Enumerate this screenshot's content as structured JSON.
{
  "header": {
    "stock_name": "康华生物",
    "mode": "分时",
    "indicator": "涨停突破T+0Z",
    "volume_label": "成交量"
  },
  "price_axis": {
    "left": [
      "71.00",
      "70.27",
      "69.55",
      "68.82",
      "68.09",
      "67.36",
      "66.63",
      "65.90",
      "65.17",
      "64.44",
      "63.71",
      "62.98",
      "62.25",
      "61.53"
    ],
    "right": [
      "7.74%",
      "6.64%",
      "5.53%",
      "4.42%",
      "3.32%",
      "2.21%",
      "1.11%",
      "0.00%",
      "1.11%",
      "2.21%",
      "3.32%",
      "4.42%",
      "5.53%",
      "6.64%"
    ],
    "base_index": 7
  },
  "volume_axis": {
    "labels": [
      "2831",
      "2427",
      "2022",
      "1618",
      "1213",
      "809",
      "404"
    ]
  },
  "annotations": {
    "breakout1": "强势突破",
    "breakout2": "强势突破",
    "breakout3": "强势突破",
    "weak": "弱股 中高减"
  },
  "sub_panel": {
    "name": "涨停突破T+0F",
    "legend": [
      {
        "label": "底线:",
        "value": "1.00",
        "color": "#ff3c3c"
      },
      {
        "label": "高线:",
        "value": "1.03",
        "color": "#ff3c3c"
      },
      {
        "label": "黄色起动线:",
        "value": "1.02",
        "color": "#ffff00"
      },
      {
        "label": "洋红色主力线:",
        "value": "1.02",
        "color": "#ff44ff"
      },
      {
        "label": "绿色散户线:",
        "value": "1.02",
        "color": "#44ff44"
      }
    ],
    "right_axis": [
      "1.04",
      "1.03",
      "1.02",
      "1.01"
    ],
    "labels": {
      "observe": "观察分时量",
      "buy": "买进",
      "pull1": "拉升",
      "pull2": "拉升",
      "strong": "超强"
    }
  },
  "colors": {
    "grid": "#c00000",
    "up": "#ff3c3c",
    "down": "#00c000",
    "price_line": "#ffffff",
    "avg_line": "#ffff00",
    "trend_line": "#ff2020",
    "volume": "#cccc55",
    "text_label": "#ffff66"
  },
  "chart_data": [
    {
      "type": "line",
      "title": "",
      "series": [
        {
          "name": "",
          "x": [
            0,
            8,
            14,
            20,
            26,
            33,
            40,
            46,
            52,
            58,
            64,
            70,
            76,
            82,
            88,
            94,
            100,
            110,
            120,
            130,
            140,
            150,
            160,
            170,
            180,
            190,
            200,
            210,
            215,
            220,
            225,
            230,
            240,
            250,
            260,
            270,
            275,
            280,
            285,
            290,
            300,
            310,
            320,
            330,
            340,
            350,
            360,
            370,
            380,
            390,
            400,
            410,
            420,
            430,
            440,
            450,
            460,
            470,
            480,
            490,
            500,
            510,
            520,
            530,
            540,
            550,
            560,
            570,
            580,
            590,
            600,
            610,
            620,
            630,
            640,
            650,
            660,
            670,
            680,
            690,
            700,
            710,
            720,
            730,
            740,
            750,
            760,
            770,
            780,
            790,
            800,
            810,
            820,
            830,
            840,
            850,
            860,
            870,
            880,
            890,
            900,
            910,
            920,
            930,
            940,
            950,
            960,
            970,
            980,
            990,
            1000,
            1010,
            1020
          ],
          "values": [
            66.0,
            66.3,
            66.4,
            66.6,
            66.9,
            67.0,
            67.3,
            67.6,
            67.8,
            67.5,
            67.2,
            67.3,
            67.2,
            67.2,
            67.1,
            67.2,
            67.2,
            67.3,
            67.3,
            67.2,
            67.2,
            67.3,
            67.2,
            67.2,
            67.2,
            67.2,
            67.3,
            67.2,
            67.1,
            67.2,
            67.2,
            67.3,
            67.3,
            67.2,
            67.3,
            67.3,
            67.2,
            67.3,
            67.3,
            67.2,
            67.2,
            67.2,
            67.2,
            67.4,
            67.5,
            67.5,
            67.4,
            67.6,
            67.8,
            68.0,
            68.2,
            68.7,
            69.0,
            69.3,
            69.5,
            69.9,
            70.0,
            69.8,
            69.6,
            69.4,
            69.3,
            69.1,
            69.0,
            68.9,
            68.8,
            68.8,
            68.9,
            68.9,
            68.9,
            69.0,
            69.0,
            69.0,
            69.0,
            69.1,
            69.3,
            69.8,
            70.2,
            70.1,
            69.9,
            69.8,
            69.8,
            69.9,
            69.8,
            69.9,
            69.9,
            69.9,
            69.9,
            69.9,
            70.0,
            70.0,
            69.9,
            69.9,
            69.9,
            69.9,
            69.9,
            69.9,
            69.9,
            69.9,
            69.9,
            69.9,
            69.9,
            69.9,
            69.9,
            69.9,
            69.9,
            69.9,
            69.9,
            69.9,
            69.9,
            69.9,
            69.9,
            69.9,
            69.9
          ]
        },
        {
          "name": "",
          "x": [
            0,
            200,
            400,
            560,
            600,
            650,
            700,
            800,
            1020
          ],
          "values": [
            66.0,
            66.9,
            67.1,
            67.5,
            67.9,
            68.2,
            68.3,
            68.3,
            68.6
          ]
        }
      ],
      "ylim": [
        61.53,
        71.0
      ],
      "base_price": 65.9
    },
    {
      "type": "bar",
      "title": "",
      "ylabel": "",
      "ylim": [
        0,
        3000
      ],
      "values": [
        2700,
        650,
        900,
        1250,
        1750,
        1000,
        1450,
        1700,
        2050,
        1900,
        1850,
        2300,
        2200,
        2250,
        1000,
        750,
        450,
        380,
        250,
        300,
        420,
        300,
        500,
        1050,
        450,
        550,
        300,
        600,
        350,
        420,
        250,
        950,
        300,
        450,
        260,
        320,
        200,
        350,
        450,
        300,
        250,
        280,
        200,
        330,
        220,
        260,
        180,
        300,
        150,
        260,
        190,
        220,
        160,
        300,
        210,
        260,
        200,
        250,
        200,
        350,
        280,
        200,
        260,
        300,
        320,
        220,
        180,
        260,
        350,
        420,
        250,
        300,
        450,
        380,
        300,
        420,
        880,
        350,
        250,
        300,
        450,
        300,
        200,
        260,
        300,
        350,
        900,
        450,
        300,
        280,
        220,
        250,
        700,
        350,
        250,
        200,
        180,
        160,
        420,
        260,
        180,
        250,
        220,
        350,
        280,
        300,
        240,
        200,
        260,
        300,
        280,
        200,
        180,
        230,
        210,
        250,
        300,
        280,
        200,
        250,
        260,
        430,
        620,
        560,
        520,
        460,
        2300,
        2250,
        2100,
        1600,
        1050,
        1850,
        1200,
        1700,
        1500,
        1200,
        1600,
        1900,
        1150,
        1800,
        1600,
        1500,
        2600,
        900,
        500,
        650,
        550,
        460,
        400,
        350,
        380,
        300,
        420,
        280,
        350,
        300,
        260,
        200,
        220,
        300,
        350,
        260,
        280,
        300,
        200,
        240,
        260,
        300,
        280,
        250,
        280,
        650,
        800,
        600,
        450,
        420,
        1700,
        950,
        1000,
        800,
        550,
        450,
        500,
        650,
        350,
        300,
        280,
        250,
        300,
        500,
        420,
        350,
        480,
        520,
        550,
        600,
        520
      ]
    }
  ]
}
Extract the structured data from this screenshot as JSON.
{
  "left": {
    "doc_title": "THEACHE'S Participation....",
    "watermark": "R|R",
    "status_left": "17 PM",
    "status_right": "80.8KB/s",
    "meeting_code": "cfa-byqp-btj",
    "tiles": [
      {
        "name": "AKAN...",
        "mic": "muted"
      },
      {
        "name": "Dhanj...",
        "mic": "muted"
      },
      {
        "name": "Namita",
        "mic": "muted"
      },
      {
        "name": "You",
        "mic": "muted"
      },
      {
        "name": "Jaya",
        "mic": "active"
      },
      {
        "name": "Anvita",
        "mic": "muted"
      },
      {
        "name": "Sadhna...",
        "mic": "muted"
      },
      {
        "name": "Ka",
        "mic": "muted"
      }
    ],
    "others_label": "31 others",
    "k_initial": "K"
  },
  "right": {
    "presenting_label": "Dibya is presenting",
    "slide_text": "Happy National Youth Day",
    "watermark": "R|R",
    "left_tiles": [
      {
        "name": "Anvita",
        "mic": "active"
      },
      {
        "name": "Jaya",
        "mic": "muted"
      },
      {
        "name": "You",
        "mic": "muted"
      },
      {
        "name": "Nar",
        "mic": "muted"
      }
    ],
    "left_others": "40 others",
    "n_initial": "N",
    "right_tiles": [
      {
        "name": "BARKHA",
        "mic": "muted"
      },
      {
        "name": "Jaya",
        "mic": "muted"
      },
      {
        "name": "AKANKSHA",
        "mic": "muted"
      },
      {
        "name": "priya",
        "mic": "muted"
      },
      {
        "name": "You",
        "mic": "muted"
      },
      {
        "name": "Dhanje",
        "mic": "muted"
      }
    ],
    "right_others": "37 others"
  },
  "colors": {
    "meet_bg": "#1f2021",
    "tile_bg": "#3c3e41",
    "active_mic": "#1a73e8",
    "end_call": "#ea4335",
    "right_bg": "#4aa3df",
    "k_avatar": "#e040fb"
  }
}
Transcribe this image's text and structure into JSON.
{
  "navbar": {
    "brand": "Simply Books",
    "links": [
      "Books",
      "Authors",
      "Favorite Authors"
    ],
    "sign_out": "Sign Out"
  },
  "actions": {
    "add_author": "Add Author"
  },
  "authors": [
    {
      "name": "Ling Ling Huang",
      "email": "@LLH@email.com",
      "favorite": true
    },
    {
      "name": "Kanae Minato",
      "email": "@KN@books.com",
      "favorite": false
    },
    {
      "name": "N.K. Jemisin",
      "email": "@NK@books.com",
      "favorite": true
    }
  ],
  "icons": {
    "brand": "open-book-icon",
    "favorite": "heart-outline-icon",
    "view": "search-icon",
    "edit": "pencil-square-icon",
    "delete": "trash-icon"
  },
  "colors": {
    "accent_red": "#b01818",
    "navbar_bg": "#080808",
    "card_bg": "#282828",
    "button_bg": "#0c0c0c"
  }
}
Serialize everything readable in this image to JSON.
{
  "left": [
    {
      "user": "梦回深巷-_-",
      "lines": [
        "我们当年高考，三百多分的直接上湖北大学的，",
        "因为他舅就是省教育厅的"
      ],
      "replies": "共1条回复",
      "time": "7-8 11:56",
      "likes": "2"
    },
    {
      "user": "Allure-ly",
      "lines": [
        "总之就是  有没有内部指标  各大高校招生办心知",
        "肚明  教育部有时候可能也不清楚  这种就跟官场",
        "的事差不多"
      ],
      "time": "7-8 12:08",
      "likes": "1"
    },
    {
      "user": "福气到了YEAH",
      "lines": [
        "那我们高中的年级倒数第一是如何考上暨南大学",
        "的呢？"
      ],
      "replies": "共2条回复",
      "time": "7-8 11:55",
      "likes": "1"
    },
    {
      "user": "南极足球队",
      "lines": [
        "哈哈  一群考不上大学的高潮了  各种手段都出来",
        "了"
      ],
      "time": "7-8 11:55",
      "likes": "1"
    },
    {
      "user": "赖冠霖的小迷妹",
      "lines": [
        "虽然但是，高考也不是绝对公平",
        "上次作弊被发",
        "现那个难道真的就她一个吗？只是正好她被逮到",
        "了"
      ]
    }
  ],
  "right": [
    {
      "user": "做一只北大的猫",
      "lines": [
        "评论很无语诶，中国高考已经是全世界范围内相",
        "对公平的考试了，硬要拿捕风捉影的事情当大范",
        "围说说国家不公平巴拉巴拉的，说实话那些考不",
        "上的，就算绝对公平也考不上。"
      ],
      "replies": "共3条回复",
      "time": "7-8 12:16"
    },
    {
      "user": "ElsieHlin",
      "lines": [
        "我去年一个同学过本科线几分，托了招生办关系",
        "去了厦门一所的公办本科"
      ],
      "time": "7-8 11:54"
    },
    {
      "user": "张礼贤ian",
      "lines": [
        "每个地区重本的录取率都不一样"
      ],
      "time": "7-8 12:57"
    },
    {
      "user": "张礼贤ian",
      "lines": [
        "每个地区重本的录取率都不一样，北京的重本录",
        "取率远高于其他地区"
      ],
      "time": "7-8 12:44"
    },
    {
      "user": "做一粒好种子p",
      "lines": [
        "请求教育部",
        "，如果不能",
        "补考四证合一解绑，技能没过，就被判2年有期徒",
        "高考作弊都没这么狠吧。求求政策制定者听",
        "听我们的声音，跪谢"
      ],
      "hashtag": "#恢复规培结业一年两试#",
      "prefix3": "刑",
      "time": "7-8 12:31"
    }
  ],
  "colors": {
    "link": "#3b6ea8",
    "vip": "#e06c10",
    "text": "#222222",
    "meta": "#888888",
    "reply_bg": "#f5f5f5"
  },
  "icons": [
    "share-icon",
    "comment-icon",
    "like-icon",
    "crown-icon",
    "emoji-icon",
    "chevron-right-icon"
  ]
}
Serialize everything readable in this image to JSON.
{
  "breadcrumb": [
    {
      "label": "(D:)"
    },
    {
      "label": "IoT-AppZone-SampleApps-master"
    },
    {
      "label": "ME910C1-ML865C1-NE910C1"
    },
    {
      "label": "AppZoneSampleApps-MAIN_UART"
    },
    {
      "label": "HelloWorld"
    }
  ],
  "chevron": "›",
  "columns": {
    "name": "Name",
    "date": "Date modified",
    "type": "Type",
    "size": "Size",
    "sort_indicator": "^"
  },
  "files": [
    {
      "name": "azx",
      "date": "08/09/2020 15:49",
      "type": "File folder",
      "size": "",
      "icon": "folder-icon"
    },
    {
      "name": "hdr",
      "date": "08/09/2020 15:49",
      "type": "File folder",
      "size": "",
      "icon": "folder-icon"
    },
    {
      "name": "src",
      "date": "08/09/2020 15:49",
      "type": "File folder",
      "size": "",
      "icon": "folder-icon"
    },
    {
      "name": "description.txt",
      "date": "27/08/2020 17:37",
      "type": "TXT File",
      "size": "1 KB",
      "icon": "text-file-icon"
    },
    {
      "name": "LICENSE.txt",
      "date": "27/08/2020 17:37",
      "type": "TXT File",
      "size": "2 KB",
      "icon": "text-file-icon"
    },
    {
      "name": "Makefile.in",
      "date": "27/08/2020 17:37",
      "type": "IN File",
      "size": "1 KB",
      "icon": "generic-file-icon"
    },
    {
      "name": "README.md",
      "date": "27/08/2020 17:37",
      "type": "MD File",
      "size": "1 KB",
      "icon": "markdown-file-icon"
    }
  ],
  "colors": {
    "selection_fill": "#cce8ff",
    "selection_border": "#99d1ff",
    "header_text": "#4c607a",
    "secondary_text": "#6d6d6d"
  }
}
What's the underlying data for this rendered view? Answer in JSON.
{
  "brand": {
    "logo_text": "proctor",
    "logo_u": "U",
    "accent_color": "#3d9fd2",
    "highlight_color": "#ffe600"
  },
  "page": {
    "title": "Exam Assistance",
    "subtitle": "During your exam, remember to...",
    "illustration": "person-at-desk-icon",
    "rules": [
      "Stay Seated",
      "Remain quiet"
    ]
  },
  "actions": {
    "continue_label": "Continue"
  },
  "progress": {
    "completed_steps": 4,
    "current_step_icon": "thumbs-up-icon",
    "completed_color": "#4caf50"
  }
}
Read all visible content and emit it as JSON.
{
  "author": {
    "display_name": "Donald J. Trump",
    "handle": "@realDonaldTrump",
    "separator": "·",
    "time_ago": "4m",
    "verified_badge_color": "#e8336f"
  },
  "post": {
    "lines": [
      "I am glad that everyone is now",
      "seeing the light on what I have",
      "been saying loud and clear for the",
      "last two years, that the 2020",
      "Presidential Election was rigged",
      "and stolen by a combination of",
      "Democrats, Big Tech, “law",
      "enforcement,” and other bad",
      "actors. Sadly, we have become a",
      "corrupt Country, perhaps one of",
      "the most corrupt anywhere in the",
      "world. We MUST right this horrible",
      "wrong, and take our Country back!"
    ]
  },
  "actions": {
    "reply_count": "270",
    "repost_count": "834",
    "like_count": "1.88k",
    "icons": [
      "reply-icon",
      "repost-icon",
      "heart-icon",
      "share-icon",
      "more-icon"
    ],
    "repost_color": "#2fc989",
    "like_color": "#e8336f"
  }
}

CHALLENGE:
Which lines in the listing above hold the word "structured"? Show each of them.

SOLUTION BELOW:
Enumerate this screenshot's content as structured JSON.
Extract the structured data from this screenshot as JSON.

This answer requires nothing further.